Aim
Extract every record, exactly as written, and ignore the pictures.

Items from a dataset
+++++
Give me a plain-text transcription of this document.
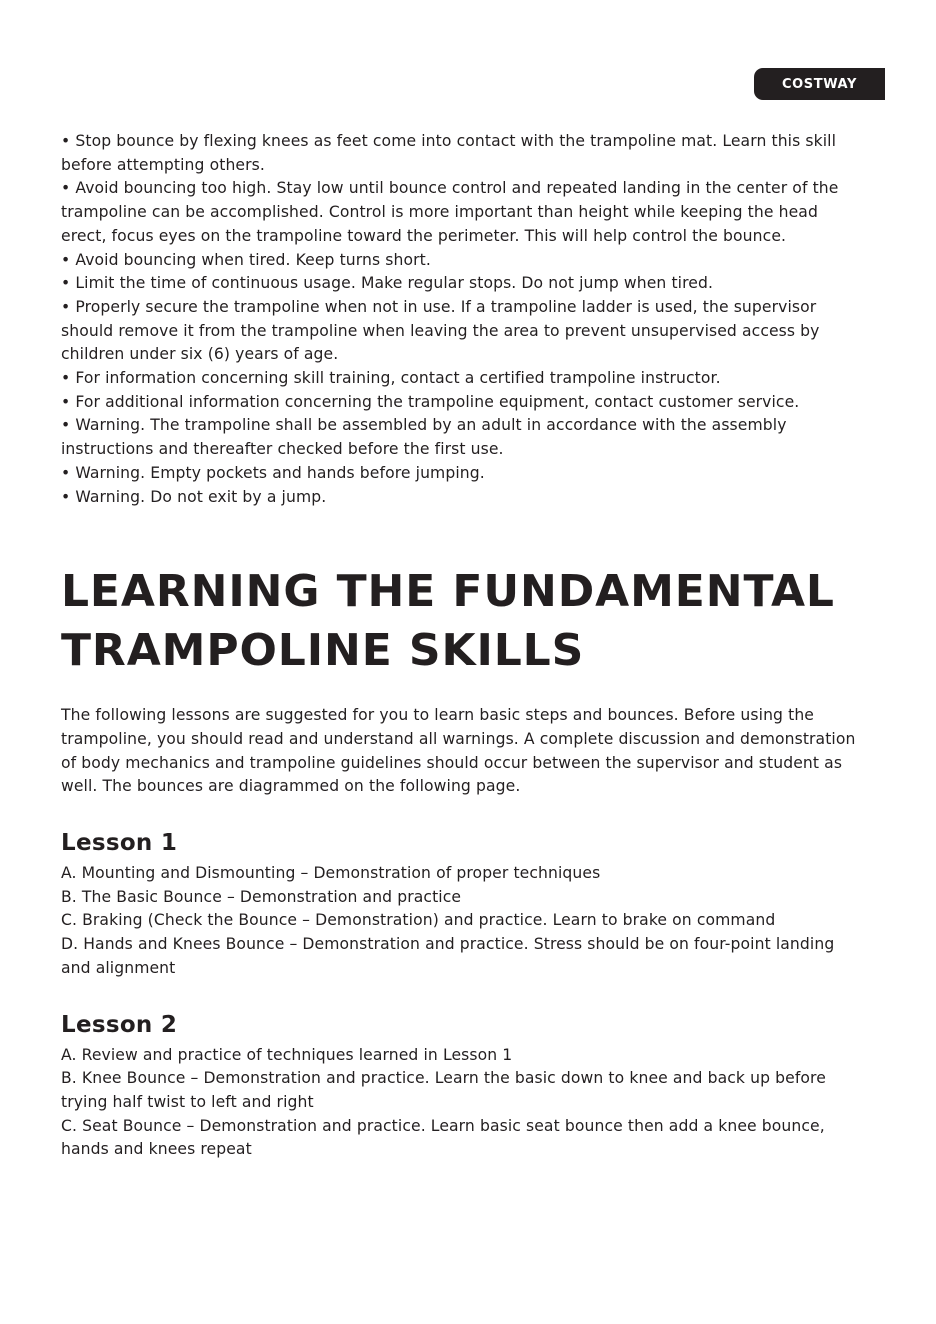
COSTWAY

• Stop bounce by flexing knees as feet come into contact with the trampoline mat. Learn this skill before attempting others.

• Avoid bouncing too high. Stay low until bounce control and repeated landing in the center of the trampoline can be accomplished. Control is more important than height while keeping the head erect, focus eyes on the trampoline toward the perimeter. This will help control the bounce.

• Avoid bouncing when tired. Keep turns short.

• Limit the time of continuous usage. Make regular stops. Do not jump when tired.

• Properly secure the trampoline when not in use. If a trampoline ladder is used, the supervisor should remove it from the trampoline when leaving the area to prevent unsupervised access by children under six (6) years of age.

• For information concerning skill training, contact a certified trampoline instructor.

• For additional information concerning the trampoline equipment, contact customer service.

• Warning. The trampoline shall be assembled by an adult in accordance with the assembly instructions and thereafter checked before the first use.

• Warning. Empty pockets and hands before jumping.

• Warning. Do not exit by a jump.

LEARNING THE FUNDAMENTAL
TRAMPOLINE SKILLS

The following lessons are suggested for you to learn basic steps and bounces. Before using the trampoline, you should read and understand all warnings. A complete discussion and demonstration of body mechanics and trampoline guidelines should occur between the supervisor and student as well. The bounces are diagrammed on the following page.

Lesson 1

A. Mounting and Dismounting – Demonstration of proper techniques

B. The Basic Bounce – Demonstration and practice

C. Braking (Check the Bounce – Demonstration) and practice. Learn to brake on command

D. Hands and Knees Bounce – Demonstration and practice. Stress should be on four-point landing and alignment

Lesson 2

A. Review and practice of techniques learned in Lesson 1

B. Knee Bounce – Demonstration and practice. Learn the basic down to knee and back up before trying half twist to left and right

C. Seat Bounce – Demonstration and practice. Learn basic seat bounce then add a knee bounce, hands and knees repeat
+++++
Solution to the problem
Give me a plain-text transcription of this document.
COSTWAY

• Stop bounce by flexing knees as feet come into contact with the trampoline mat. Learn this skill before attempting others.

• Avoid bouncing too high. Stay low until bounce control and repeated landing in the center of the trampoline can be accomplished. Control is more important than height while keeping the head erect, focus eyes on the trampoline toward the perimeter. This will help control the bounce.

• Avoid bouncing when tired. Keep turns short.

• Limit the time of continuous usage. Make regular stops. Do not jump when tired.

• Properly secure the trampoline when not in use. If a trampoline ladder is used, the supervisor should remove it from the trampoline when leaving the area to prevent unsupervised access by children under six (6) years of age.

• For information concerning skill training, contact a certified trampoline instructor.

• For additional information concerning the trampoline equipment, contact customer service.

• Warning. The trampoline shall be assembled by an adult in accordance with the assembly instructions and thereafter checked before the first use.

• Warning. Empty pockets and hands before jumping.

• Warning. Do not exit by a jump.

LEARNING THE FUNDAMENTAL
TRAMPOLINE SKILLS

The following lessons are suggested for you to learn basic steps and bounces. Before using the trampoline, you should read and understand all warnings. A complete discussion and demonstration of body mechanics and trampoline guidelines should occur between the supervisor and student as well. The bounces are diagrammed on the following page.

Lesson 1

A. Mounting and Dismounting – Demonstration of proper techniques

B. The Basic Bounce – Demonstration and practice

C. Braking (Check the Bounce – Demonstration) and practice. Learn to brake on command

D. Hands and Knees Bounce – Demonstration and practice. Stress should be on four-point landing and alignment

Lesson 2

A. Review and practice of techniques learned in Lesson 1

B. Knee Bounce – Demonstration and practice. Learn the basic down to knee and back up before trying half twist to left and right

C. Seat Bounce – Demonstration and practice. Learn basic seat bounce then add a knee bounce, hands and knees repeat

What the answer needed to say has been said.